* [Given task]: Gather up every line that includes the string "type".

Dataset listings of figures
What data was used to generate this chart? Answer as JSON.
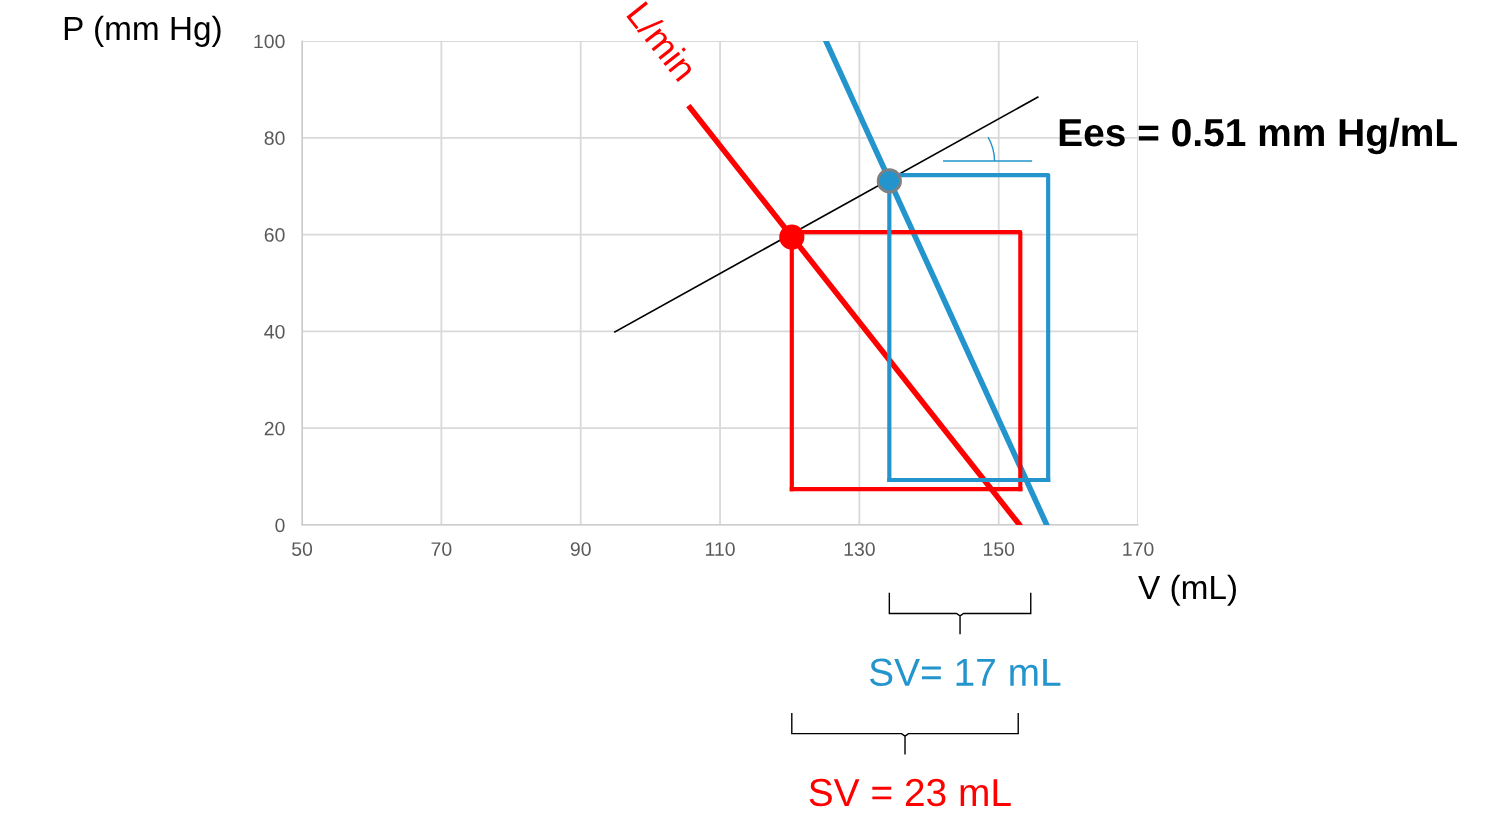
{
  "chart_data": {
    "type": "line",
    "xlabel": "V (mL)",
    "ylabel": "P (mm Hg)",
    "xlim": [
      50,
      170
    ],
    "xticks": [
      50,
      70,
      90,
      110,
      130,
      150,
      170
    ],
    "ylim": [
      0,
      100
    ],
    "yticks": [
      0,
      20,
      40,
      60,
      80,
      100
    ],
    "grid": true,
    "legend": false,
    "series": [
      {
        "name": "L/min",
        "color": "#ff0000",
        "x": [
          105.7,
          152.9
        ],
        "values": [
          86.2,
          0.2
        ]
      },
      {
        "color": "#2394cc",
        "x": [
          125.2,
          156.9
        ],
        "values": [
          100,
          0
        ]
      },
      {
        "name": "Ees = 0.51 mm Hg/mL",
        "color": "#000000",
        "x": [
          94.9,
          155.6
        ],
        "values": [
          39.9,
          88.4
        ]
      },
      {
        "color": "#ff0000",
        "x": [
          120.3,
          120.3,
          153.1,
          153.1
        ],
        "values": [
          7.4,
          60.5,
          60.5,
          7.4
        ]
      },
      {
        "color": "#ff0000",
        "x": [
          120.3,
          153.1
        ],
        "values": [
          7.4,
          7.4
        ]
      },
      {
        "color": "#2394cc",
        "x": [
          134.3,
          134.3,
          157.1,
          157.1
        ],
        "values": [
          9.3,
          72.3,
          72.3,
          9.3
        ]
      },
      {
        "color": "#2394cc",
        "x": [
          134.3,
          157.1
        ],
        "values": [
          9.3,
          9.3
        ]
      },
      {
        "type": "scatter",
        "marker": "circle",
        "color": "#ff0000",
        "x": [
          120.3
        ],
        "values": [
          59.5
        ]
      },
      {
        "type": "scatter",
        "marker": "circle",
        "color": "#2394cc",
        "x": [
          134.3
        ],
        "values": [
          71.1
        ]
      }
    ],
    "annotations": [
      "SV= 17 mL",
      "SV = 23 mL"
    ]
  }
}
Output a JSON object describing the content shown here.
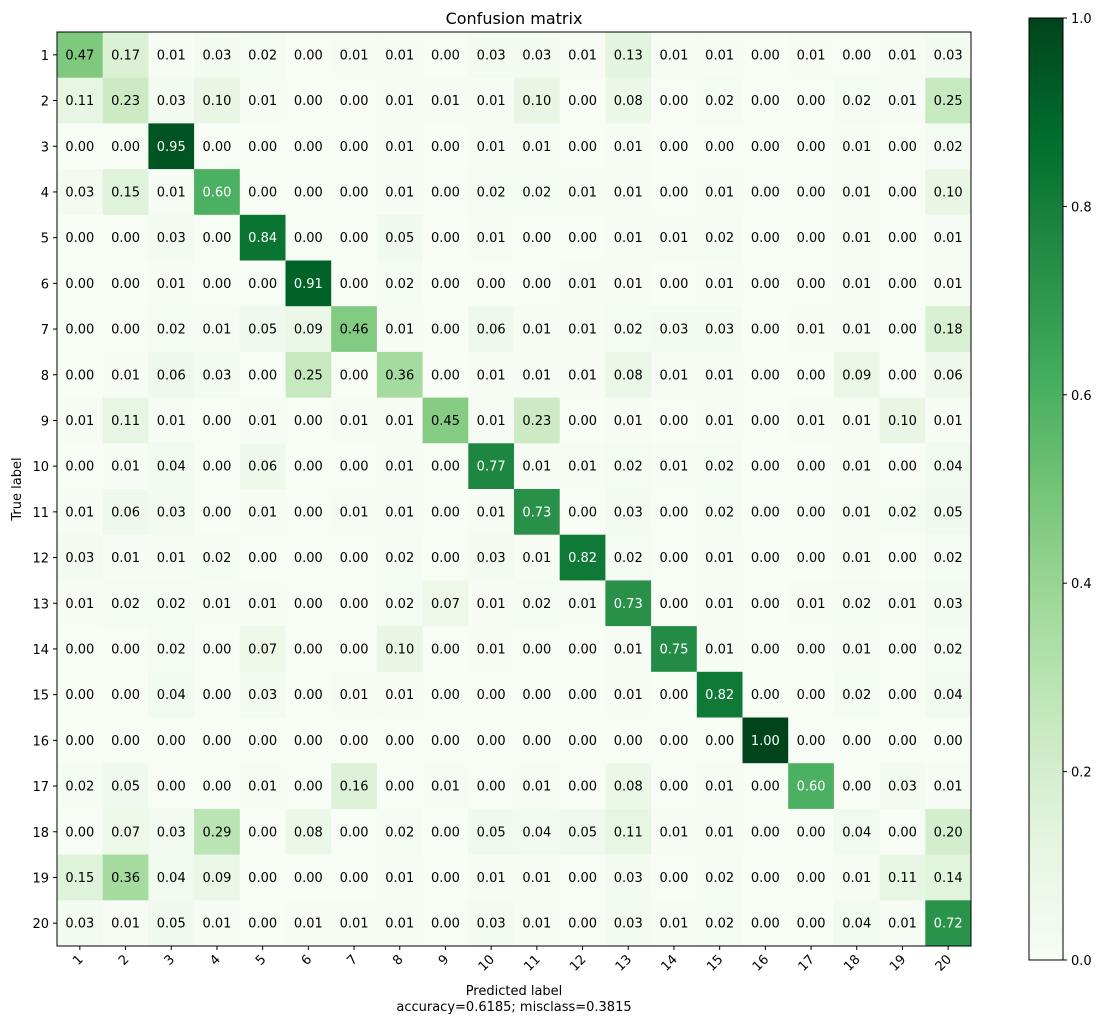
{
  "chart_data": {
    "type": "heatmap",
    "title": "Confusion matrix",
    "xlabel": "Predicted label",
    "ylabel": "True label",
    "footer": "accuracy=0.6185; misclass=0.3815",
    "labels": [
      "1",
      "2",
      "3",
      "4",
      "5",
      "6",
      "7",
      "8",
      "9",
      "10",
      "11",
      "12",
      "13",
      "14",
      "15",
      "16",
      "17",
      "18",
      "19",
      "20"
    ],
    "matrix": [
      [
        0.47,
        0.17,
        0.01,
        0.03,
        0.02,
        0.0,
        0.01,
        0.01,
        0.0,
        0.03,
        0.03,
        0.01,
        0.13,
        0.01,
        0.01,
        0.0,
        0.01,
        0.0,
        0.01,
        0.03
      ],
      [
        0.11,
        0.23,
        0.03,
        0.1,
        0.01,
        0.0,
        0.0,
        0.01,
        0.01,
        0.01,
        0.1,
        0.0,
        0.08,
        0.0,
        0.02,
        0.0,
        0.0,
        0.02,
        0.01,
        0.25
      ],
      [
        0.0,
        0.0,
        0.95,
        0.0,
        0.0,
        0.0,
        0.0,
        0.01,
        0.0,
        0.01,
        0.01,
        0.0,
        0.01,
        0.0,
        0.0,
        0.0,
        0.0,
        0.01,
        0.0,
        0.02
      ],
      [
        0.03,
        0.15,
        0.01,
        0.6,
        0.0,
        0.0,
        0.0,
        0.01,
        0.0,
        0.02,
        0.02,
        0.01,
        0.01,
        0.0,
        0.01,
        0.0,
        0.0,
        0.01,
        0.0,
        0.1
      ],
      [
        0.0,
        0.0,
        0.03,
        0.0,
        0.84,
        0.0,
        0.0,
        0.05,
        0.0,
        0.01,
        0.0,
        0.0,
        0.01,
        0.01,
        0.02,
        0.0,
        0.0,
        0.01,
        0.0,
        0.01
      ],
      [
        0.0,
        0.0,
        0.01,
        0.0,
        0.0,
        0.91,
        0.0,
        0.02,
        0.0,
        0.0,
        0.0,
        0.01,
        0.01,
        0.0,
        0.01,
        0.0,
        0.0,
        0.01,
        0.0,
        0.01
      ],
      [
        0.0,
        0.0,
        0.02,
        0.01,
        0.05,
        0.09,
        0.46,
        0.01,
        0.0,
        0.06,
        0.01,
        0.01,
        0.02,
        0.03,
        0.03,
        0.0,
        0.01,
        0.01,
        0.0,
        0.18
      ],
      [
        0.0,
        0.01,
        0.06,
        0.03,
        0.0,
        0.25,
        0.0,
        0.36,
        0.0,
        0.01,
        0.01,
        0.01,
        0.08,
        0.01,
        0.01,
        0.0,
        0.0,
        0.09,
        0.0,
        0.06
      ],
      [
        0.01,
        0.11,
        0.01,
        0.0,
        0.01,
        0.0,
        0.01,
        0.01,
        0.45,
        0.01,
        0.23,
        0.0,
        0.01,
        0.0,
        0.01,
        0.0,
        0.01,
        0.01,
        0.1,
        0.01
      ],
      [
        0.0,
        0.01,
        0.04,
        0.0,
        0.06,
        0.0,
        0.0,
        0.01,
        0.0,
        0.77,
        0.01,
        0.01,
        0.02,
        0.01,
        0.02,
        0.0,
        0.0,
        0.01,
        0.0,
        0.04
      ],
      [
        0.01,
        0.06,
        0.03,
        0.0,
        0.01,
        0.0,
        0.01,
        0.01,
        0.0,
        0.01,
        0.73,
        0.0,
        0.03,
        0.0,
        0.02,
        0.0,
        0.0,
        0.01,
        0.02,
        0.05
      ],
      [
        0.03,
        0.01,
        0.01,
        0.02,
        0.0,
        0.0,
        0.0,
        0.02,
        0.0,
        0.03,
        0.01,
        0.82,
        0.02,
        0.0,
        0.01,
        0.0,
        0.0,
        0.01,
        0.0,
        0.02
      ],
      [
        0.01,
        0.02,
        0.02,
        0.01,
        0.01,
        0.0,
        0.0,
        0.02,
        0.07,
        0.01,
        0.02,
        0.01,
        0.73,
        0.0,
        0.01,
        0.0,
        0.01,
        0.02,
        0.01,
        0.03
      ],
      [
        0.0,
        0.0,
        0.02,
        0.0,
        0.07,
        0.0,
        0.0,
        0.1,
        0.0,
        0.01,
        0.0,
        0.0,
        0.01,
        0.75,
        0.01,
        0.0,
        0.0,
        0.01,
        0.0,
        0.02
      ],
      [
        0.0,
        0.0,
        0.04,
        0.0,
        0.03,
        0.0,
        0.01,
        0.01,
        0.0,
        0.0,
        0.0,
        0.0,
        0.01,
        0.0,
        0.82,
        0.0,
        0.0,
        0.02,
        0.0,
        0.04
      ],
      [
        0.0,
        0.0,
        0.0,
        0.0,
        0.0,
        0.0,
        0.0,
        0.0,
        0.0,
        0.0,
        0.0,
        0.0,
        0.0,
        0.0,
        0.0,
        1.0,
        0.0,
        0.0,
        0.0,
        0.0
      ],
      [
        0.02,
        0.05,
        0.0,
        0.0,
        0.01,
        0.0,
        0.16,
        0.0,
        0.01,
        0.0,
        0.01,
        0.0,
        0.08,
        0.0,
        0.01,
        0.0,
        0.6,
        0.0,
        0.03,
        0.01
      ],
      [
        0.0,
        0.07,
        0.03,
        0.29,
        0.0,
        0.08,
        0.0,
        0.02,
        0.0,
        0.05,
        0.04,
        0.05,
        0.11,
        0.01,
        0.01,
        0.0,
        0.0,
        0.04,
        0.0,
        0.2
      ],
      [
        0.15,
        0.36,
        0.04,
        0.09,
        0.0,
        0.0,
        0.0,
        0.01,
        0.0,
        0.01,
        0.01,
        0.0,
        0.03,
        0.0,
        0.02,
        0.0,
        0.0,
        0.01,
        0.11,
        0.14
      ],
      [
        0.03,
        0.01,
        0.05,
        0.01,
        0.0,
        0.01,
        0.01,
        0.01,
        0.0,
        0.03,
        0.01,
        0.0,
        0.03,
        0.01,
        0.02,
        0.0,
        0.0,
        0.04,
        0.01,
        0.72
      ]
    ],
    "colorbar": {
      "min": 0.0,
      "max": 1.0,
      "ticks": [
        "0.0",
        "0.2",
        "0.4",
        "0.6",
        "0.8",
        "1.0"
      ],
      "colormap": "Greens",
      "color_low": "#f7fcf5",
      "color_high": "#00441b"
    },
    "text_threshold": 0.5,
    "text_color_dark": "#000000",
    "text_color_light": "#ffffff"
  }
}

* [Problem solution]:
    "type": "line",
        "type": "scatter",
        "type": "scatter",
    "type": "heatmap",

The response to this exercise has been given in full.